→ **WORK REQUIRED**
Select every line holding the word "text" and copy it.

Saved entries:
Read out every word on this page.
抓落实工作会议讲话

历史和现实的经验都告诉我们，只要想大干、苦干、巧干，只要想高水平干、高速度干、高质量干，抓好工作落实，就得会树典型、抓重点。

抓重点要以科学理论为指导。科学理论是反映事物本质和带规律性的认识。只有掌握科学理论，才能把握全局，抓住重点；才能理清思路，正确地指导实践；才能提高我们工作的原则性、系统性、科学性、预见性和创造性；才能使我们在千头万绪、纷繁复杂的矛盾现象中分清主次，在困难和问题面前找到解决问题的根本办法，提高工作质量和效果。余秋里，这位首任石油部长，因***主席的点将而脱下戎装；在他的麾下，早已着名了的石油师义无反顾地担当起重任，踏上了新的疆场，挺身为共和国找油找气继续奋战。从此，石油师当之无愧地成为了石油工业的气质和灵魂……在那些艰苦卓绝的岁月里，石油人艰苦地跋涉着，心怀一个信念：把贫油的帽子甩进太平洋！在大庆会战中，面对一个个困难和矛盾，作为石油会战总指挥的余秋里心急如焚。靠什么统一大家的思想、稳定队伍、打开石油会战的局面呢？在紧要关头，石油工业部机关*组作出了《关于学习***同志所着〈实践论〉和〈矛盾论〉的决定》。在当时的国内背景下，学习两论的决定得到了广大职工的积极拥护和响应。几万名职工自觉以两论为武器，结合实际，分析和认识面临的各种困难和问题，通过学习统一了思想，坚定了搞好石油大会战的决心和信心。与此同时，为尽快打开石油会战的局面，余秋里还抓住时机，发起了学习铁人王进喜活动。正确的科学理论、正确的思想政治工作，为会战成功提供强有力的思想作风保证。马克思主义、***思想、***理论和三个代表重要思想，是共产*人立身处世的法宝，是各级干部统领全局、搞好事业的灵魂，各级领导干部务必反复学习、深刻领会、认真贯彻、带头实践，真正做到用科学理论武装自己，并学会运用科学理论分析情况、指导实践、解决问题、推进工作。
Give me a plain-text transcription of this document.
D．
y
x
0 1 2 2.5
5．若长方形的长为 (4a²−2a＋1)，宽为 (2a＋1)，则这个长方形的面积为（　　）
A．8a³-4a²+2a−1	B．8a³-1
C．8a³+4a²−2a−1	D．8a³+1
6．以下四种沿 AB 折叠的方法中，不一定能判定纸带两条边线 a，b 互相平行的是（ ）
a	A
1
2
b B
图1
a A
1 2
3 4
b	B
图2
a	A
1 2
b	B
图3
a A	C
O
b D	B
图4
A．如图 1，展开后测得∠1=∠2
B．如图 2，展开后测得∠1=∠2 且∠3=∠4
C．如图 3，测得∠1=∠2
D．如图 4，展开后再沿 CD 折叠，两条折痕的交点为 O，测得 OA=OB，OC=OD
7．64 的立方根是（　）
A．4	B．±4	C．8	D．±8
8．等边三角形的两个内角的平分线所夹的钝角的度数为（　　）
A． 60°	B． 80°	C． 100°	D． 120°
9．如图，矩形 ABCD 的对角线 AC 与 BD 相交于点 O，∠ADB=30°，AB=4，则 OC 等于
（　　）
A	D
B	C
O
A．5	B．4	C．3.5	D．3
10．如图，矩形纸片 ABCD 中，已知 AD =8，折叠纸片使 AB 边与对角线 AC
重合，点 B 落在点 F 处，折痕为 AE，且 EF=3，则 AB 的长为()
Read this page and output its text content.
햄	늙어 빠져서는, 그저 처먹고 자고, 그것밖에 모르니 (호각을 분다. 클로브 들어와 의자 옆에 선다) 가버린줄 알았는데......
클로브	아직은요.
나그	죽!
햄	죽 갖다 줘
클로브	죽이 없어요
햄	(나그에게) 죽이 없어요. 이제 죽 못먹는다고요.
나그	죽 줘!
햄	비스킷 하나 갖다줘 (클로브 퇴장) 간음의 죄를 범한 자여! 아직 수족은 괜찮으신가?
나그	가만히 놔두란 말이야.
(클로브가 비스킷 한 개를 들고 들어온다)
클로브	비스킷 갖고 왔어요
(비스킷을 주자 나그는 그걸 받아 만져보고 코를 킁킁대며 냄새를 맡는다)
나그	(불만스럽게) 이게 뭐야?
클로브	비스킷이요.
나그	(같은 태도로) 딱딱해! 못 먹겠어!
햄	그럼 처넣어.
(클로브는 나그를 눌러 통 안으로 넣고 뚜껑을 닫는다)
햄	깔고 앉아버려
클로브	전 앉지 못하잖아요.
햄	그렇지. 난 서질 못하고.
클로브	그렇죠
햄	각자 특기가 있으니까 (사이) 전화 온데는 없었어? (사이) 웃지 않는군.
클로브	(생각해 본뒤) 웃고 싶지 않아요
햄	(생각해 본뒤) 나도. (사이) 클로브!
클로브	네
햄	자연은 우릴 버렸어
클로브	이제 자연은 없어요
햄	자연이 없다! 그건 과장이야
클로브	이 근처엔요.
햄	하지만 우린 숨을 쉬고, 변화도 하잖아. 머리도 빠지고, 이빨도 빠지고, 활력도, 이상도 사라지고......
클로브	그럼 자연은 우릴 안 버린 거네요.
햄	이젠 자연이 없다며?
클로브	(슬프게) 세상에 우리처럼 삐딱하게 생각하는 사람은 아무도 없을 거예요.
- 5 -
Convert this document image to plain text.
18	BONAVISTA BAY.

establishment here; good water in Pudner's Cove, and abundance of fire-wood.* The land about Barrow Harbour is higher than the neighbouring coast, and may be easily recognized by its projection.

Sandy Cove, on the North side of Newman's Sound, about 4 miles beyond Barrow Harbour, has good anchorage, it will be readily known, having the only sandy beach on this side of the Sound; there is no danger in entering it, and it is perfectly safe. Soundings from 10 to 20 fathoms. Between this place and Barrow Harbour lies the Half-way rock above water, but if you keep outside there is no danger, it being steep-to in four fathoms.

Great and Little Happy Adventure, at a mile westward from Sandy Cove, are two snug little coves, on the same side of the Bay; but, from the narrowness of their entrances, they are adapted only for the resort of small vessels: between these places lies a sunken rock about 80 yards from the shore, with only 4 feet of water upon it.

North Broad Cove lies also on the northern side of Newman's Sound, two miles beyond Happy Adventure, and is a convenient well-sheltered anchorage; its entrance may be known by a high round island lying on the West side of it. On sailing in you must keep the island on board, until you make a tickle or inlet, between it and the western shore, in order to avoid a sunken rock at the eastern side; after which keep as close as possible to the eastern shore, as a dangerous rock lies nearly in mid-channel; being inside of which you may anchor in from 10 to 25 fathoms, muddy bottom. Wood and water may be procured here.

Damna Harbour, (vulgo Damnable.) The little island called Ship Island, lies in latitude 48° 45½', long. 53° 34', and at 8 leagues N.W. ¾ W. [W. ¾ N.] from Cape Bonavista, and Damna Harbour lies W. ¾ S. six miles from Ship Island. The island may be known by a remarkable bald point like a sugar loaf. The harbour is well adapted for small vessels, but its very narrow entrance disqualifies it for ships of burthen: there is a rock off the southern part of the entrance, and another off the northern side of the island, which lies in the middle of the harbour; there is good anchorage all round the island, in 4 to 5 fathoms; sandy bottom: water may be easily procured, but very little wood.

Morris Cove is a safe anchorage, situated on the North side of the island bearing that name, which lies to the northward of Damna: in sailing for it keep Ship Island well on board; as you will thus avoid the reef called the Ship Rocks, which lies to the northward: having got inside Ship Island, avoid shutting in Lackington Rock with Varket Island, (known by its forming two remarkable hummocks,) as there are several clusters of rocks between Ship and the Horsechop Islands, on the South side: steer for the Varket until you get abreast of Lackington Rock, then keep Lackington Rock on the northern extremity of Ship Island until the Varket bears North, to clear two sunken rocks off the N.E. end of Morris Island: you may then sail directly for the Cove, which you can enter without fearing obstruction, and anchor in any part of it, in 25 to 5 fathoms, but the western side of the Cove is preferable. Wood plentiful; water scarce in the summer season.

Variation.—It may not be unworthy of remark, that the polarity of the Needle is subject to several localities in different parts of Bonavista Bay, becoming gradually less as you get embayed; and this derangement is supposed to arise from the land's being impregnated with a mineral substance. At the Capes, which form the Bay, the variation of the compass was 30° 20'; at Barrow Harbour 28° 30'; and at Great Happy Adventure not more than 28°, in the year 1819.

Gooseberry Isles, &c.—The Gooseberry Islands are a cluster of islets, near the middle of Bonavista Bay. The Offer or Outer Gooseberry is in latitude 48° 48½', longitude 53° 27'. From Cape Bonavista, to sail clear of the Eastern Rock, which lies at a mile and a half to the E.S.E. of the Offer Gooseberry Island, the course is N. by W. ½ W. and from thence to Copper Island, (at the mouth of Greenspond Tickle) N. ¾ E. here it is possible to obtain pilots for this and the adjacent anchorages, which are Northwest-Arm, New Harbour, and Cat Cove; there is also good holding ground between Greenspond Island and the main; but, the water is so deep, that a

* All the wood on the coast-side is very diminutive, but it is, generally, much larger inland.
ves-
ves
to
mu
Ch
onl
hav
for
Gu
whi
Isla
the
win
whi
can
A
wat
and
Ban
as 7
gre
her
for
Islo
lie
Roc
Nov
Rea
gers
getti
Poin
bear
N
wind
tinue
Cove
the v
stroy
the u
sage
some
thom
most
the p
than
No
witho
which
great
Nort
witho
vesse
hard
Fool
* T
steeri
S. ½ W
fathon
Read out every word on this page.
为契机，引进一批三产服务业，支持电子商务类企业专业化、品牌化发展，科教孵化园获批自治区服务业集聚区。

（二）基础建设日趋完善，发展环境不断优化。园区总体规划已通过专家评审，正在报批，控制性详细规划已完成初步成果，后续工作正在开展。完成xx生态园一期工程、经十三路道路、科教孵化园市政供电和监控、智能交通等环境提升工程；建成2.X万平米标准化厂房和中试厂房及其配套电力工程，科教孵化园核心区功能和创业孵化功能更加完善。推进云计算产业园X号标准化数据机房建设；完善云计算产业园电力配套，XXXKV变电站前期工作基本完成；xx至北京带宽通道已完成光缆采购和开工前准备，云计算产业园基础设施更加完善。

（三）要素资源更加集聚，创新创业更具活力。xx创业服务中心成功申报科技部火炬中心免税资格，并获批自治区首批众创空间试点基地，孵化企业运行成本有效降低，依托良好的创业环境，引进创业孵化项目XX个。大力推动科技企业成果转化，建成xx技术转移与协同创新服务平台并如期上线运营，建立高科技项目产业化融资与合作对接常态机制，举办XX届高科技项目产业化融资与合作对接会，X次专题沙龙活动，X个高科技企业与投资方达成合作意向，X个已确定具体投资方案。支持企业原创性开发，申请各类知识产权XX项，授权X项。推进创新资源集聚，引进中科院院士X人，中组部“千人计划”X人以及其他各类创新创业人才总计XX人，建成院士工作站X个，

→ **RESPONSE FOR THIS EXERCISE**
Give me a plain-text transcription of this document.
Read this page and output its text content.
Convert this document image to plain text.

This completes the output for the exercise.